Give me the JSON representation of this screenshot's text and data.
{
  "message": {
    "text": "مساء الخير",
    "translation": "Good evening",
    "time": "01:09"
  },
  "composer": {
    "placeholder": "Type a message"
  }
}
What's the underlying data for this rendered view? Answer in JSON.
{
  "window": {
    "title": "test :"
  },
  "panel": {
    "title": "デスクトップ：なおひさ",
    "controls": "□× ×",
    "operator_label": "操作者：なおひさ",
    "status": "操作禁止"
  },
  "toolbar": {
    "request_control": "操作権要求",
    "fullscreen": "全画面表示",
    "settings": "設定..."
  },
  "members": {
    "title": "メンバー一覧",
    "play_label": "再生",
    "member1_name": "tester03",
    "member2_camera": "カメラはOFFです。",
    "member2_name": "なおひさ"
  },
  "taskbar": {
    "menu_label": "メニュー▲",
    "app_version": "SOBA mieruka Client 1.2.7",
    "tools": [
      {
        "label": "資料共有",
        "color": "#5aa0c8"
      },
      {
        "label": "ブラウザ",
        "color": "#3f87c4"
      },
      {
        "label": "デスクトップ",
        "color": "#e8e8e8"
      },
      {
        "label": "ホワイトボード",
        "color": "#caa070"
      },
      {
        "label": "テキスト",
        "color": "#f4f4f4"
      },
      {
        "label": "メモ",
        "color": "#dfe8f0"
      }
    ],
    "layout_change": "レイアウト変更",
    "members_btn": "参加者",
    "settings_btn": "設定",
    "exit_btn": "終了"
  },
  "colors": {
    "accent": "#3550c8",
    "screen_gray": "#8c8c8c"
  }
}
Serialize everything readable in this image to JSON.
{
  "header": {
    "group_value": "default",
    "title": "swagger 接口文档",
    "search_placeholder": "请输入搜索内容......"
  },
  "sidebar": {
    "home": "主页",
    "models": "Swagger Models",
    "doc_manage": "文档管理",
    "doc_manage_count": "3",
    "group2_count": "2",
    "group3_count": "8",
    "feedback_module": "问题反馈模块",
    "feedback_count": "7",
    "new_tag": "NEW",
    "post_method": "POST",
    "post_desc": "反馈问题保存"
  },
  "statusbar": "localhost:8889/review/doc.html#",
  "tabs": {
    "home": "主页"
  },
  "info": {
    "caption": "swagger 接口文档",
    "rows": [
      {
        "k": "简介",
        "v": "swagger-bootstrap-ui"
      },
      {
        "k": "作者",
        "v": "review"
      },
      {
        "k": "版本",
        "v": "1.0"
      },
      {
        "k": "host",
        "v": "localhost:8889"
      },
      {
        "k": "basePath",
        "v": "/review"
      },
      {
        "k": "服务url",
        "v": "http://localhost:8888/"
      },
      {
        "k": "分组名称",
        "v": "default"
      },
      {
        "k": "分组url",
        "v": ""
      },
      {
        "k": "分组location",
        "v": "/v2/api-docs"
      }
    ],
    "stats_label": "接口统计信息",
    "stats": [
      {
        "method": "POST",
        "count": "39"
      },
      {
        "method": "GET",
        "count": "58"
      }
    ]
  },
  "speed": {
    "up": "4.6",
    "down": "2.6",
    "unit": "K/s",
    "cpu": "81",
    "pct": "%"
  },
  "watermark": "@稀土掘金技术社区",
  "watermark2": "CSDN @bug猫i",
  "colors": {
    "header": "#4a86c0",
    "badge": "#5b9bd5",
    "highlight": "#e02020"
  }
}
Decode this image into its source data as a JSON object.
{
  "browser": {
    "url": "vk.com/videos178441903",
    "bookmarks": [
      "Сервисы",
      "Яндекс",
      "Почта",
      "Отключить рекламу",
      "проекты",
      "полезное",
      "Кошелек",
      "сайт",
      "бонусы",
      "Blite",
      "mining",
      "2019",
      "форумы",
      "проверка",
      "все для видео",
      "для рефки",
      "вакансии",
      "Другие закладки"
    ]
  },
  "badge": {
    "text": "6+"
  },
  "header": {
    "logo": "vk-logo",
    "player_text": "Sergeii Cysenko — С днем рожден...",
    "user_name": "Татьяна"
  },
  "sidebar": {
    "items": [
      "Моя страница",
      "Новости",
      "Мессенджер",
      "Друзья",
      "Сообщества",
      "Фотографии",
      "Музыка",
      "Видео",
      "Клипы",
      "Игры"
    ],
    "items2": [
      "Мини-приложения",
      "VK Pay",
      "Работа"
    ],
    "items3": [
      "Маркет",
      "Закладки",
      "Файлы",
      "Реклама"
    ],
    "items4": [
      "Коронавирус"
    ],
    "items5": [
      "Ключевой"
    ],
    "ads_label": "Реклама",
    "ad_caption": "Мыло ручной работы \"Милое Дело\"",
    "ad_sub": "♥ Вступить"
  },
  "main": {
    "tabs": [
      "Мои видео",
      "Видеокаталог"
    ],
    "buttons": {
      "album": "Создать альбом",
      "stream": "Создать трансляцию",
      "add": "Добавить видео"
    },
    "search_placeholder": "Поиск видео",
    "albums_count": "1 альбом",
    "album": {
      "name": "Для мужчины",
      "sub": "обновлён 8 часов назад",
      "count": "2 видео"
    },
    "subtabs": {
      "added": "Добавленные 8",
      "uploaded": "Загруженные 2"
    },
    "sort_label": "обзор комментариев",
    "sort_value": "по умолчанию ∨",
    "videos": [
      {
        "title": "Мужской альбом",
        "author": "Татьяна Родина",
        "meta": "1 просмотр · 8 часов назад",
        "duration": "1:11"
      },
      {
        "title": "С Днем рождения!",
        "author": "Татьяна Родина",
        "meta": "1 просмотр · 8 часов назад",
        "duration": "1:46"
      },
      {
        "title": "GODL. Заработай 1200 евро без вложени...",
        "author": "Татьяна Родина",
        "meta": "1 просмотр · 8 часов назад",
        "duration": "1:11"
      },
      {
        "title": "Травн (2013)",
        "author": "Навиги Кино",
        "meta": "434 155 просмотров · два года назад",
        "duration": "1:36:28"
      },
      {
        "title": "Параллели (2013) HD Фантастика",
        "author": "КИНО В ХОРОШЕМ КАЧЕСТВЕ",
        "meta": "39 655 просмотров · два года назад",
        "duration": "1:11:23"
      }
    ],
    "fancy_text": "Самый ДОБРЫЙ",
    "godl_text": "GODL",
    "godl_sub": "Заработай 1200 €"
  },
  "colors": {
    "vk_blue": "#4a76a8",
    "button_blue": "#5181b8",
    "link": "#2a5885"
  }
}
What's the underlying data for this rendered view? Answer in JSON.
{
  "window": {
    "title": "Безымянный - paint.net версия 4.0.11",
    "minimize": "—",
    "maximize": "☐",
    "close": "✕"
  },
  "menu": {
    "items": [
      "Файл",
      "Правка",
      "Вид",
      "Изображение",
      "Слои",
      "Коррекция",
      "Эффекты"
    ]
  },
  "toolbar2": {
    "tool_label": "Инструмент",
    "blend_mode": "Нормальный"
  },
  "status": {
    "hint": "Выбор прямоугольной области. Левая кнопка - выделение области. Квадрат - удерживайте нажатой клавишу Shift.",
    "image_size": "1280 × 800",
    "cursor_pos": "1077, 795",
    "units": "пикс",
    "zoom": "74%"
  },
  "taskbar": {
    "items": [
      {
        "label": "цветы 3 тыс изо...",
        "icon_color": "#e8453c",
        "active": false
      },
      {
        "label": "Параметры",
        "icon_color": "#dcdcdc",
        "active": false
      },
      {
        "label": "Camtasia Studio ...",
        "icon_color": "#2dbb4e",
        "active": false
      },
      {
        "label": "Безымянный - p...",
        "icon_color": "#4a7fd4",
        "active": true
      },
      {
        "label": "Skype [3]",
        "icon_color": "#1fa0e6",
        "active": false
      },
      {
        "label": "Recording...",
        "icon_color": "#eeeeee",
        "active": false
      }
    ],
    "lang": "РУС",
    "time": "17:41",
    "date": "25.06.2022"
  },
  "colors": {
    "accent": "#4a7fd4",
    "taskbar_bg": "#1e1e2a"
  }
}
******************************
**Aim:** Quote the data in full, keeping each word unchanged.

**Answer to the task:**
Give me the JSON representation of this screenshot's text and data.
{
  "message": {
    "text": "مساء الخير",
    "translation": "Good evening",
    "time": "01:09"
  },
  "composer": {
    "placeholder": "Type a message"
  }
}
What's the underlying data for this rendered view? Answer in JSON.
{
  "window": {
    "title": "test :"
  },
  "panel": {
    "title": "デスクトップ：なおひさ",
    "controls": "□× ×",
    "operator_label": "操作者：なおひさ",
    "status": "操作禁止"
  },
  "toolbar": {
    "request_control": "操作権要求",
    "fullscreen": "全画面表示",
    "settings": "設定..."
  },
  "members": {
    "title": "メンバー一覧",
    "play_label": "再生",
    "member1_name": "tester03",
    "member2_camera": "カメラはOFFです。",
    "member2_name": "なおひさ"
  },
  "taskbar": {
    "menu_label": "メニュー▲",
    "app_version": "SOBA mieruka Client 1.2.7",
    "tools": [
      {
        "label": "資料共有",
        "color": "#5aa0c8"
      },
      {
        "label": "ブラウザ",
        "color": "#3f87c4"
      },
      {
        "label": "デスクトップ",
        "color": "#e8e8e8"
      },
      {
        "label": "ホワイトボード",
        "color": "#caa070"
      },
      {
        "label": "テキスト",
        "color": "#f4f4f4"
      },
      {
        "label": "メモ",
        "color": "#dfe8f0"
      }
    ],
    "layout_change": "レイアウト変更",
    "members_btn": "参加者",
    "settings_btn": "設定",
    "exit_btn": "終了"
  },
  "colors": {
    "accent": "#3550c8",
    "screen_gray": "#8c8c8c"
  }
}
Serialize everything readable in this image to JSON.
{
  "header": {
    "group_value": "default",
    "title": "swagger 接口文档",
    "search_placeholder": "请输入搜索内容......"
  },
  "sidebar": {
    "home": "主页",
    "models": "Swagger Models",
    "doc_manage": "文档管理",
    "doc_manage_count": "3",
    "group2_count": "2",
    "group3_count": "8",
    "feedback_module": "问题反馈模块",
    "feedback_count": "7",
    "new_tag": "NEW",
    "post_method": "POST",
    "post_desc": "反馈问题保存"
  },
  "statusbar": "localhost:8889/review/doc.html#",
  "tabs": {
    "home": "主页"
  },
  "info": {
    "caption": "swagger 接口文档",
    "rows": [
      {
        "k": "简介",
        "v": "swagger-bootstrap-ui"
      },
      {
        "k": "作者",
        "v": "review"
      },
      {
        "k": "版本",
        "v": "1.0"
      },
      {
        "k": "host",
        "v": "localhost:8889"
      },
      {
        "k": "basePath",
        "v": "/review"
      },
      {
        "k": "服务url",
        "v": "http://localhost:8888/"
      },
      {
        "k": "分组名称",
        "v": "default"
      },
      {
        "k": "分组url",
        "v": ""
      },
      {
        "k": "分组location",
        "v": "/v2/api-docs"
      }
    ],
    "stats_label": "接口统计信息",
    "stats": [
      {
        "method": "POST",
        "count": "39"
      },
      {
        "method": "GET",
        "count": "58"
      }
    ]
  },
  "speed": {
    "up": "4.6",
    "down": "2.6",
    "unit": "K/s",
    "cpu": "81",
    "pct": "%"
  },
  "watermark": "@稀土掘金技术社区",
  "watermark2": "CSDN @bug猫i",
  "colors": {
    "header": "#4a86c0",
    "badge": "#5b9bd5",
    "highlight": "#e02020"
  }
}
Decode this image into its source data as a JSON object.
{
  "browser": {
    "url": "vk.com/videos178441903",
    "bookmarks": [
      "Сервисы",
      "Яндекс",
      "Почта",
      "Отключить рекламу",
      "проекты",
      "полезное",
      "Кошелек",
      "сайт",
      "бонусы",
      "Blite",
      "mining",
      "2019",
      "форумы",
      "проверка",
      "все для видео",
      "для рефки",
      "вакансии",
      "Другие закладки"
    ]
  },
  "badge": {
    "text": "6+"
  },
  "header": {
    "logo": "vk-logo",
    "player_text": "Sergeii Cysenko — С днем рожден...",
    "user_name": "Татьяна"
  },
  "sidebar": {
    "items": [
      "Моя страница",
      "Новости",
      "Мессенджер",
      "Друзья",
      "Сообщества",
      "Фотографии",
      "Музыка",
      "Видео",
      "Клипы",
      "Игры"
    ],
    "items2": [
      "Мини-приложения",
      "VK Pay",
      "Работа"
    ],
    "items3": [
      "Маркет",
      "Закладки",
      "Файлы",
      "Реклама"
    ],
    "items4": [
      "Коронавирус"
    ],
    "items5": [
      "Ключевой"
    ],
    "ads_label": "Реклама",
    "ad_caption": "Мыло ручной работы \"Милое Дело\"",
    "ad_sub": "♥ Вступить"
  },
  "main": {
    "tabs": [
      "Мои видео",
      "Видеокаталог"
    ],
    "buttons": {
      "album": "Создать альбом",
      "stream": "Создать трансляцию",
      "add": "Добавить видео"
    },
    "search_placeholder": "Поиск видео",
    "albums_count": "1 альбом",
    "album": {
      "name": "Для мужчины",
      "sub": "обновлён 8 часов назад",
      "count": "2 видео"
    },
    "subtabs": {
      "added": "Добавленные 8",
      "uploaded": "Загруженные 2"
    },
    "sort_label": "обзор комментариев",
    "sort_value": "по умолчанию ∨",
    "videos": [
      {
        "title": "Мужской альбом",
        "author": "Татьяна Родина",
        "meta": "1 просмотр · 8 часов назад",
        "duration": "1:11"
      },
      {
        "title": "С Днем рождения!",
        "author": "Татьяна Родина",
        "meta": "1 просмотр · 8 часов назад",
        "duration": "1:46"
      },
      {
        "title": "GODL. Заработай 1200 евро без вложени...",
        "author": "Татьяна Родина",
        "meta": "1 просмотр · 8 часов назад",
        "duration": "1:11"
      },
      {
        "title": "Травн (2013)",
        "author": "Навиги Кино",
        "meta": "434 155 просмотров · два года назад",
        "duration": "1:36:28"
      },
      {
        "title": "Параллели (2013) HD Фантастика",
        "author": "КИНО В ХОРОШЕМ КАЧЕСТВЕ",
        "meta": "39 655 просмотров · два года назад",
        "duration": "1:11:23"
      }
    ],
    "fancy_text": "Самый ДОБРЫЙ",
    "godl_text": "GODL",
    "godl_sub": "Заработай 1200 €"
  },
  "colors": {
    "vk_blue": "#4a76a8",
    "button_blue": "#5181b8",
    "link": "#2a5885"
  }
}
What's the underlying data for this rendered view? Answer in JSON.
{
  "window": {
    "title": "Безымянный - paint.net версия 4.0.11",
    "minimize": "—",
    "maximize": "☐",
    "close": "✕"
  },
  "menu": {
    "items": [
      "Файл",
      "Правка",
      "Вид",
      "Изображение",
      "Слои",
      "Коррекция",
      "Эффекты"
    ]
  },
  "toolbar2": {
    "tool_label": "Инструмент",
    "blend_mode": "Нормальный"
  },
  "status": {
    "hint": "Выбор прямоугольной области. Левая кнопка - выделение области. Квадрат - удерживайте нажатой клавишу Shift.",
    "image_size": "1280 × 800",
    "cursor_pos": "1077, 795",
    "units": "пикс",
    "zoom": "74%"
  },
  "taskbar": {
    "items": [
      {
        "label": "цветы 3 тыс изо...",
        "icon_color": "#e8453c",
        "active": false
      },
      {
        "label": "Параметры",
        "icon_color": "#dcdcdc",
        "active": false
      },
      {
        "label": "Camtasia Studio ...",
        "icon_color": "#2dbb4e",
        "active": false
      },
      {
        "label": "Безымянный - p...",
        "icon_color": "#4a7fd4",
        "active": true
      },
      {
        "label": "Skype [3]",
        "icon_color": "#1fa0e6",
        "active": false
      },
      {
        "label": "Recording...",
        "icon_color": "#eeeeee",
        "active": false
      }
    ],
    "lang": "РУС",
    "time": "17:41",
    "date": "25.06.2022"
  },
  "colors": {
    "accent": "#4a7fd4",
    "taskbar_bg": "#1e1e2a"
  }
}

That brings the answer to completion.